__Direction__. Restate the whole of the material. Keep every word, and drop the pictures.

>>

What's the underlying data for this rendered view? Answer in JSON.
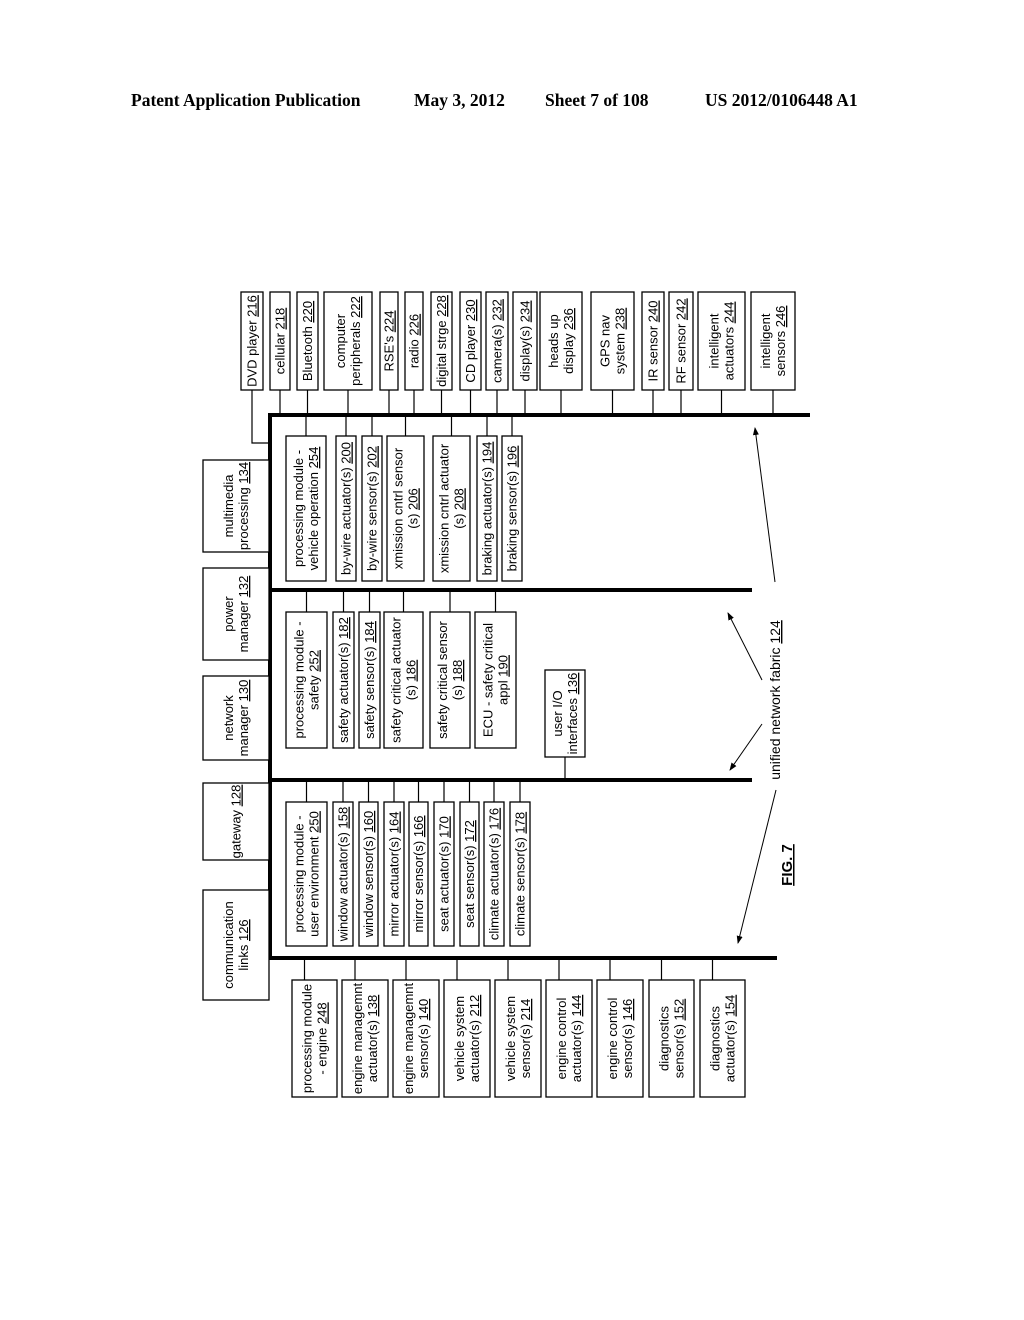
{
  "header": {
    "publication": "Patent Application Publication",
    "date": "May 3, 2012",
    "sheet": "Sheet 7 of 108",
    "number": "US 2012/0106448 A1"
  },
  "figure": {
    "label": "FIG. 7",
    "fabric_label": "unified network fabric",
    "fabric_ref": "124"
  },
  "left_column": [
    {
      "lines": [
        "communication",
        "links"
      ],
      "ref": "126"
    },
    {
      "lines": [
        "gateway"
      ],
      "ref": "128"
    },
    {
      "lines": [
        "network",
        "manager"
      ],
      "ref": "130"
    },
    {
      "lines": [
        "power",
        "manager"
      ],
      "ref": "132"
    },
    {
      "lines": [
        "multimedia",
        "processing"
      ],
      "ref": "134"
    }
  ],
  "top_row": [
    {
      "lines": [
        "DVD player"
      ],
      "ref": "216"
    },
    {
      "lines": [
        "cellular"
      ],
      "ref": "218"
    },
    {
      "lines": [
        "Bluetooth"
      ],
      "ref": "220"
    },
    {
      "lines": [
        "computer",
        "peripherals"
      ],
      "ref": "222"
    },
    {
      "lines": [
        "RSE's"
      ],
      "ref": "224"
    },
    {
      "lines": [
        "radio"
      ],
      "ref": "226"
    },
    {
      "lines": [
        "digital strge"
      ],
      "ref": "228"
    },
    {
      "lines": [
        "CD player"
      ],
      "ref": "230"
    },
    {
      "lines": [
        "camera(s)"
      ],
      "ref": "232"
    },
    {
      "lines": [
        "display(s)"
      ],
      "ref": "234"
    },
    {
      "lines": [
        "heads up",
        "display"
      ],
      "ref": "236"
    },
    {
      "lines": [
        "GPS nav",
        "system"
      ],
      "ref": "238"
    },
    {
      "lines": [
        "IR sensor"
      ],
      "ref": "240"
    },
    {
      "lines": [
        "RF sensor"
      ],
      "ref": "242"
    },
    {
      "lines": [
        "intelligent",
        "actuators"
      ],
      "ref": "244"
    },
    {
      "lines": [
        "intelligent",
        "sensors"
      ],
      "ref": "246"
    }
  ],
  "bottom_row": [
    {
      "lines": [
        "processing module",
        "- engine"
      ],
      "ref": "248"
    },
    {
      "lines": [
        "engine managemnt",
        "actuator(s)"
      ],
      "ref": "138"
    },
    {
      "lines": [
        "engine managemnt",
        "sensor(s)"
      ],
      "ref": "140"
    },
    {
      "lines": [
        "vehicle system",
        "actuator(s)"
      ],
      "ref": "212"
    },
    {
      "lines": [
        "vehicle system",
        "sensor(s)"
      ],
      "ref": "214"
    },
    {
      "lines": [
        "engine control",
        "actuator(s)"
      ],
      "ref": "144"
    },
    {
      "lines": [
        "engine control",
        "sensor(s)"
      ],
      "ref": "146"
    },
    {
      "lines": [
        "diagnostics",
        "sensor(s)"
      ],
      "ref": "152"
    },
    {
      "lines": [
        "diagnostics",
        "actuator(s)"
      ],
      "ref": "154"
    }
  ],
  "groups": {
    "vehicle_operation": [
      {
        "lines": [
          "processing module -",
          "vehicle operation"
        ],
        "ref": "254"
      },
      {
        "lines": [
          "by-wire actuator(s)"
        ],
        "ref": "200"
      },
      {
        "lines": [
          "by-wire sensor(s)"
        ],
        "ref": "202"
      },
      {
        "lines": [
          "xmission cntrl sensor",
          "(s)"
        ],
        "ref": "206"
      },
      {
        "lines": [
          "xmission cntrl actuator",
          "(s)"
        ],
        "ref": "208"
      },
      {
        "lines": [
          "braking actuator(s)"
        ],
        "ref": "194"
      },
      {
        "lines": [
          "braking sensor(s)"
        ],
        "ref": "196"
      }
    ],
    "safety": [
      {
        "lines": [
          "processing module -",
          "safety"
        ],
        "ref": "252"
      },
      {
        "lines": [
          "safety actuator(s)"
        ],
        "ref": "182"
      },
      {
        "lines": [
          "safety sensor(s)"
        ],
        "ref": "184"
      },
      {
        "lines": [
          "safety critical actuator",
          "(s)"
        ],
        "ref": "186"
      },
      {
        "lines": [
          "safety critical sensor",
          "(s)"
        ],
        "ref": "188"
      },
      {
        "lines": [
          "ECU - safety critical",
          "appl"
        ],
        "ref": "190"
      }
    ],
    "user_environment": [
      {
        "lines": [
          "processing module -",
          "user environment"
        ],
        "ref": "250"
      },
      {
        "lines": [
          "window actuator(s)"
        ],
        "ref": "158"
      },
      {
        "lines": [
          "window sensor(s)"
        ],
        "ref": "160"
      },
      {
        "lines": [
          "mirror actuator(s)"
        ],
        "ref": "164"
      },
      {
        "lines": [
          "mirror sensor(s)"
        ],
        "ref": "166"
      },
      {
        "lines": [
          "seat actuator(s)"
        ],
        "ref": "170"
      },
      {
        "lines": [
          "seat sensor(s)"
        ],
        "ref": "172"
      },
      {
        "lines": [
          "climate actuator(s)"
        ],
        "ref": "176"
      },
      {
        "lines": [
          "climate sensor(s)"
        ],
        "ref": "178"
      }
    ],
    "user_io": {
      "lines": [
        "user I/O",
        "interfaces"
      ],
      "ref": "136"
    }
  }
}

<<

__The answer__.
What's the underlying data for this rendered view? Answer in JSON.
{
  "header": {
    "publication": "Patent Application Publication",
    "date": "May 3, 2012",
    "sheet": "Sheet 7 of 108",
    "number": "US 2012/0106448 A1"
  },
  "figure": {
    "label": "FIG. 7",
    "fabric_label": "unified network fabric",
    "fabric_ref": "124"
  },
  "left_column": [
    {
      "lines": [
        "communication",
        "links"
      ],
      "ref": "126"
    },
    {
      "lines": [
        "gateway"
      ],
      "ref": "128"
    },
    {
      "lines": [
        "network",
        "manager"
      ],
      "ref": "130"
    },
    {
      "lines": [
        "power",
        "manager"
      ],
      "ref": "132"
    },
    {
      "lines": [
        "multimedia",
        "processing"
      ],
      "ref": "134"
    }
  ],
  "top_row": [
    {
      "lines": [
        "DVD player"
      ],
      "ref": "216"
    },
    {
      "lines": [
        "cellular"
      ],
      "ref": "218"
    },
    {
      "lines": [
        "Bluetooth"
      ],
      "ref": "220"
    },
    {
      "lines": [
        "computer",
        "peripherals"
      ],
      "ref": "222"
    },
    {
      "lines": [
        "RSE's"
      ],
      "ref": "224"
    },
    {
      "lines": [
        "radio"
      ],
      "ref": "226"
    },
    {
      "lines": [
        "digital strge"
      ],
      "ref": "228"
    },
    {
      "lines": [
        "CD player"
      ],
      "ref": "230"
    },
    {
      "lines": [
        "camera(s)"
      ],
      "ref": "232"
    },
    {
      "lines": [
        "display(s)"
      ],
      "ref": "234"
    },
    {
      "lines": [
        "heads up",
        "display"
      ],
      "ref": "236"
    },
    {
      "lines": [
        "GPS nav",
        "system"
      ],
      "ref": "238"
    },
    {
      "lines": [
        "IR sensor"
      ],
      "ref": "240"
    },
    {
      "lines": [
        "RF sensor"
      ],
      "ref": "242"
    },
    {
      "lines": [
        "intelligent",
        "actuators"
      ],
      "ref": "244"
    },
    {
      "lines": [
        "intelligent",
        "sensors"
      ],
      "ref": "246"
    }
  ],
  "bottom_row": [
    {
      "lines": [
        "processing module",
        "- engine"
      ],
      "ref": "248"
    },
    {
      "lines": [
        "engine managemnt",
        "actuator(s)"
      ],
      "ref": "138"
    },
    {
      "lines": [
        "engine managemnt",
        "sensor(s)"
      ],
      "ref": "140"
    },
    {
      "lines": [
        "vehicle system",
        "actuator(s)"
      ],
      "ref": "212"
    },
    {
      "lines": [
        "vehicle system",
        "sensor(s)"
      ],
      "ref": "214"
    },
    {
      "lines": [
        "engine control",
        "actuator(s)"
      ],
      "ref": "144"
    },
    {
      "lines": [
        "engine control",
        "sensor(s)"
      ],
      "ref": "146"
    },
    {
      "lines": [
        "diagnostics",
        "sensor(s)"
      ],
      "ref": "152"
    },
    {
      "lines": [
        "diagnostics",
        "actuator(s)"
      ],
      "ref": "154"
    }
  ],
  "groups": {
    "vehicle_operation": [
      {
        "lines": [
          "processing module -",
          "vehicle operation"
        ],
        "ref": "254"
      },
      {
        "lines": [
          "by-wire actuator(s)"
        ],
        "ref": "200"
      },
      {
        "lines": [
          "by-wire sensor(s)"
        ],
        "ref": "202"
      },
      {
        "lines": [
          "xmission cntrl sensor",
          "(s)"
        ],
        "ref": "206"
      },
      {
        "lines": [
          "xmission cntrl actuator",
          "(s)"
        ],
        "ref": "208"
      },
      {
        "lines": [
          "braking actuator(s)"
        ],
        "ref": "194"
      },
      {
        "lines": [
          "braking sensor(s)"
        ],
        "ref": "196"
      }
    ],
    "safety": [
      {
        "lines": [
          "processing module -",
          "safety"
        ],
        "ref": "252"
      },
      {
        "lines": [
          "safety actuator(s)"
        ],
        "ref": "182"
      },
      {
        "lines": [
          "safety sensor(s)"
        ],
        "ref": "184"
      },
      {
        "lines": [
          "safety critical actuator",
          "(s)"
        ],
        "ref": "186"
      },
      {
        "lines": [
          "safety critical sensor",
          "(s)"
        ],
        "ref": "188"
      },
      {
        "lines": [
          "ECU - safety critical",
          "appl"
        ],
        "ref": "190"
      }
    ],
    "user_environment": [
      {
        "lines": [
          "processing module -",
          "user environment"
        ],
        "ref": "250"
      },
      {
        "lines": [
          "window actuator(s)"
        ],
        "ref": "158"
      },
      {
        "lines": [
          "window sensor(s)"
        ],
        "ref": "160"
      },
      {
        "lines": [
          "mirror actuator(s)"
        ],
        "ref": "164"
      },
      {
        "lines": [
          "mirror sensor(s)"
        ],
        "ref": "166"
      },
      {
        "lines": [
          "seat actuator(s)"
        ],
        "ref": "170"
      },
      {
        "lines": [
          "seat sensor(s)"
        ],
        "ref": "172"
      },
      {
        "lines": [
          "climate actuator(s)"
        ],
        "ref": "176"
      },
      {
        "lines": [
          "climate sensor(s)"
        ],
        "ref": "178"
      }
    ],
    "user_io": {
      "lines": [
        "user I/O",
        "interfaces"
      ],
      "ref": "136"
    }
  }
}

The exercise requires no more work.